Task objective >> Restate each entry word for word, leaving nothing out.

Input records >>

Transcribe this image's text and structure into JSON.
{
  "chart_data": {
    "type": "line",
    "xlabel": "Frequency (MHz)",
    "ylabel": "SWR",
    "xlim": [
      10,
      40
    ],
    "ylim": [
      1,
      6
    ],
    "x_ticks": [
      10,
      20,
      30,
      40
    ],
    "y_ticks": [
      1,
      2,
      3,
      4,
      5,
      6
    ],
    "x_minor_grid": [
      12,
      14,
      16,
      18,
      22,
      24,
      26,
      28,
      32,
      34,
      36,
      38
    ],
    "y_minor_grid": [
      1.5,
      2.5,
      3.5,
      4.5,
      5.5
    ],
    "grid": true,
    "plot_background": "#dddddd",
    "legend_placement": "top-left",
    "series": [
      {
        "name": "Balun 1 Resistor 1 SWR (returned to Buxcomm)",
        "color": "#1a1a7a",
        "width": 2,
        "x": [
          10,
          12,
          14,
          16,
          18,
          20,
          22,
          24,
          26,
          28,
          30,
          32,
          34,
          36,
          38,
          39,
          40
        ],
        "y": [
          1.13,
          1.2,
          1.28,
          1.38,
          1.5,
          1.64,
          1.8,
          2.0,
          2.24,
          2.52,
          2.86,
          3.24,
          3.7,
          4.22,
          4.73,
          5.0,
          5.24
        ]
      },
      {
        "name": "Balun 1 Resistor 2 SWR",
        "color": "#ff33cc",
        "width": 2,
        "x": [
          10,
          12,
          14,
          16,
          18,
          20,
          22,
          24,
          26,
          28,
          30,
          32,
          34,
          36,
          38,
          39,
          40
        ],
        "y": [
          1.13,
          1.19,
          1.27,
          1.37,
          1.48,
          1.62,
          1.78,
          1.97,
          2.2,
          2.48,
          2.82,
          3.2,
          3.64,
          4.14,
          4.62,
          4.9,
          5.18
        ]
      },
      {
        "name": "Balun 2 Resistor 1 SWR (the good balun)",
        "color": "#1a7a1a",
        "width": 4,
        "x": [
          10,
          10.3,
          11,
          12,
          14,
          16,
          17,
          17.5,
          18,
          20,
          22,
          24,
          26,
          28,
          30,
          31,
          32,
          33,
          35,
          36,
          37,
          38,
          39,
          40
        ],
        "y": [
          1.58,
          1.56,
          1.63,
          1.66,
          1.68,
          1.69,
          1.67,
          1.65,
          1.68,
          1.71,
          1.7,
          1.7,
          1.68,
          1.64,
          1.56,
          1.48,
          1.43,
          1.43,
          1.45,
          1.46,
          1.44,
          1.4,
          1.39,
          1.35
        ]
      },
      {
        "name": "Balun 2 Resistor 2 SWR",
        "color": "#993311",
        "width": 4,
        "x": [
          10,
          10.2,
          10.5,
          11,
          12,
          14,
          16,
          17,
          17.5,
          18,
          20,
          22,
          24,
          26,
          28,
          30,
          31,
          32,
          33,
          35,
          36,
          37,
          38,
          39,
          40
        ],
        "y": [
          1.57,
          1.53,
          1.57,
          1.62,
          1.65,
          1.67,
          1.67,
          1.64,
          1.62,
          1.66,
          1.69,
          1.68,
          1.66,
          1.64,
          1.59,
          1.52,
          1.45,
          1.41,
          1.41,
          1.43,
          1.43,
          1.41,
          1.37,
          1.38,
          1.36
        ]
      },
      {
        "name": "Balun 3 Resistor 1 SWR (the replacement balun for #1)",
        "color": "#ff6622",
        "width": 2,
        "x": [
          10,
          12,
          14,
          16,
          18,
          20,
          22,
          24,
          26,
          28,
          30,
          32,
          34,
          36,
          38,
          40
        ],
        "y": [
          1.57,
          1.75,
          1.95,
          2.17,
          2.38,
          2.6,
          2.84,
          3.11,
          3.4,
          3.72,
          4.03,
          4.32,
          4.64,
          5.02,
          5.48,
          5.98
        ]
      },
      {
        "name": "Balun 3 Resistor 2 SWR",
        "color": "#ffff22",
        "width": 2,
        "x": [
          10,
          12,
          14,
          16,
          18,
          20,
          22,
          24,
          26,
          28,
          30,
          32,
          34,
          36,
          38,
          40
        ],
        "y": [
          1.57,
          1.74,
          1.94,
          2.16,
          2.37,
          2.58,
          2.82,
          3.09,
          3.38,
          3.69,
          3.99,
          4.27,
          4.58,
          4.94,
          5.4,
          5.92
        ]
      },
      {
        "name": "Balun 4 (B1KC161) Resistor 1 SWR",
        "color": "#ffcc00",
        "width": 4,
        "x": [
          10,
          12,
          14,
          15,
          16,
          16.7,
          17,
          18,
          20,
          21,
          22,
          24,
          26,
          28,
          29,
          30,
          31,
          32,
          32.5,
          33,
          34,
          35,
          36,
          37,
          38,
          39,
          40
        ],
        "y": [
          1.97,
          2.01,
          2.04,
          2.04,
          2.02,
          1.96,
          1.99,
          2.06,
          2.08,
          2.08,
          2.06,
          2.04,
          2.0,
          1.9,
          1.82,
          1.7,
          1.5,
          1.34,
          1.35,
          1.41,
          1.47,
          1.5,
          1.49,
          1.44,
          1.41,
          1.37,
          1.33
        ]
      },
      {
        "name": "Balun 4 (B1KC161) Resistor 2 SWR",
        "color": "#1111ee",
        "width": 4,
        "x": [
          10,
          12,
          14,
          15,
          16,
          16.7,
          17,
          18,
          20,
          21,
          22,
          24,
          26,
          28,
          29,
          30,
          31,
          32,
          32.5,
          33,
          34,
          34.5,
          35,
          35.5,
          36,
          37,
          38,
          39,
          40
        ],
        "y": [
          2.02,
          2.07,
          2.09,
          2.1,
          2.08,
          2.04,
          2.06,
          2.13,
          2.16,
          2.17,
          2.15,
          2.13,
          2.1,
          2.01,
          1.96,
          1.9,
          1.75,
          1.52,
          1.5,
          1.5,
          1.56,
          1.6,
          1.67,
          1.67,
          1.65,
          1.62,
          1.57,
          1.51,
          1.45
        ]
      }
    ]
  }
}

Exercise response >>
Transcribe this image's text and structure into JSON.
{
  "chart_data": {
    "type": "line",
    "xlabel": "Frequency (MHz)",
    "ylabel": "SWR",
    "xlim": [
      10,
      40
    ],
    "ylim": [
      1,
      6
    ],
    "x_ticks": [
      10,
      20,
      30,
      40
    ],
    "y_ticks": [
      1,
      2,
      3,
      4,
      5,
      6
    ],
    "x_minor_grid": [
      12,
      14,
      16,
      18,
      22,
      24,
      26,
      28,
      32,
      34,
      36,
      38
    ],
    "y_minor_grid": [
      1.5,
      2.5,
      3.5,
      4.5,
      5.5
    ],
    "grid": true,
    "plot_background": "#dddddd",
    "legend_placement": "top-left",
    "series": [
      {
        "name": "Balun 1 Resistor 1 SWR (returned to Buxcomm)",
        "color": "#1a1a7a",
        "width": 2,
        "x": [
          10,
          12,
          14,
          16,
          18,
          20,
          22,
          24,
          26,
          28,
          30,
          32,
          34,
          36,
          38,
          39,
          40
        ],
        "y": [
          1.13,
          1.2,
          1.28,
          1.38,
          1.5,
          1.64,
          1.8,
          2.0,
          2.24,
          2.52,
          2.86,
          3.24,
          3.7,
          4.22,
          4.73,
          5.0,
          5.24
        ]
      },
      {
        "name": "Balun 1 Resistor 2 SWR",
        "color": "#ff33cc",
        "width": 2,
        "x": [
          10,
          12,
          14,
          16,
          18,
          20,
          22,
          24,
          26,
          28,
          30,
          32,
          34,
          36,
          38,
          39,
          40
        ],
        "y": [
          1.13,
          1.19,
          1.27,
          1.37,
          1.48,
          1.62,
          1.78,
          1.97,
          2.2,
          2.48,
          2.82,
          3.2,
          3.64,
          4.14,
          4.62,
          4.9,
          5.18
        ]
      },
      {
        "name": "Balun 2 Resistor 1 SWR (the good balun)",
        "color": "#1a7a1a",
        "width": 4,
        "x": [
          10,
          10.3,
          11,
          12,
          14,
          16,
          17,
          17.5,
          18,
          20,
          22,
          24,
          26,
          28,
          30,
          31,
          32,
          33,
          35,
          36,
          37,
          38,
          39,
          40
        ],
        "y": [
          1.58,
          1.56,
          1.63,
          1.66,
          1.68,
          1.69,
          1.67,
          1.65,
          1.68,
          1.71,
          1.7,
          1.7,
          1.68,
          1.64,
          1.56,
          1.48,
          1.43,
          1.43,
          1.45,
          1.46,
          1.44,
          1.4,
          1.39,
          1.35
        ]
      },
      {
        "name": "Balun 2 Resistor 2 SWR",
        "color": "#993311",
        "width": 4,
        "x": [
          10,
          10.2,
          10.5,
          11,
          12,
          14,
          16,
          17,
          17.5,
          18,
          20,
          22,
          24,
          26,
          28,
          30,
          31,
          32,
          33,
          35,
          36,
          37,
          38,
          39,
          40
        ],
        "y": [
          1.57,
          1.53,
          1.57,
          1.62,
          1.65,
          1.67,
          1.67,
          1.64,
          1.62,
          1.66,
          1.69,
          1.68,
          1.66,
          1.64,
          1.59,
          1.52,
          1.45,
          1.41,
          1.41,
          1.43,
          1.43,
          1.41,
          1.37,
          1.38,
          1.36
        ]
      },
      {
        "name": "Balun 3 Resistor 1 SWR (the replacement balun for #1)",
        "color": "#ff6622",
        "width": 2,
        "x": [
          10,
          12,
          14,
          16,
          18,
          20,
          22,
          24,
          26,
          28,
          30,
          32,
          34,
          36,
          38,
          40
        ],
        "y": [
          1.57,
          1.75,
          1.95,
          2.17,
          2.38,
          2.6,
          2.84,
          3.11,
          3.4,
          3.72,
          4.03,
          4.32,
          4.64,
          5.02,
          5.48,
          5.98
        ]
      },
      {
        "name": "Balun 3 Resistor 2 SWR",
        "color": "#ffff22",
        "width": 2,
        "x": [
          10,
          12,
          14,
          16,
          18,
          20,
          22,
          24,
          26,
          28,
          30,
          32,
          34,
          36,
          38,
          40
        ],
        "y": [
          1.57,
          1.74,
          1.94,
          2.16,
          2.37,
          2.58,
          2.82,
          3.09,
          3.38,
          3.69,
          3.99,
          4.27,
          4.58,
          4.94,
          5.4,
          5.92
        ]
      },
      {
        "name": "Balun 4 (B1KC161) Resistor 1 SWR",
        "color": "#ffcc00",
        "width": 4,
        "x": [
          10,
          12,
          14,
          15,
          16,
          16.7,
          17,
          18,
          20,
          21,
          22,
          24,
          26,
          28,
          29,
          30,
          31,
          32,
          32.5,
          33,
          34,
          35,
          36,
          37,
          38,
          39,
          40
        ],
        "y": [
          1.97,
          2.01,
          2.04,
          2.04,
          2.02,
          1.96,
          1.99,
          2.06,
          2.08,
          2.08,
          2.06,
          2.04,
          2.0,
          1.9,
          1.82,
          1.7,
          1.5,
          1.34,
          1.35,
          1.41,
          1.47,
          1.5,
          1.49,
          1.44,
          1.41,
          1.37,
          1.33
        ]
      },
      {
        "name": "Balun 4 (B1KC161) Resistor 2 SWR",
        "color": "#1111ee",
        "width": 4,
        "x": [
          10,
          12,
          14,
          15,
          16,
          16.7,
          17,
          18,
          20,
          21,
          22,
          24,
          26,
          28,
          29,
          30,
          31,
          32,
          32.5,
          33,
          34,
          34.5,
          35,
          35.5,
          36,
          37,
          38,
          39,
          40
        ],
        "y": [
          2.02,
          2.07,
          2.09,
          2.1,
          2.08,
          2.04,
          2.06,
          2.13,
          2.16,
          2.17,
          2.15,
          2.13,
          2.1,
          2.01,
          1.96,
          1.9,
          1.75,
          1.52,
          1.5,
          1.5,
          1.56,
          1.6,
          1.67,
          1.67,
          1.65,
          1.62,
          1.57,
          1.51,
          1.45
        ]
      }
    ]
  }
}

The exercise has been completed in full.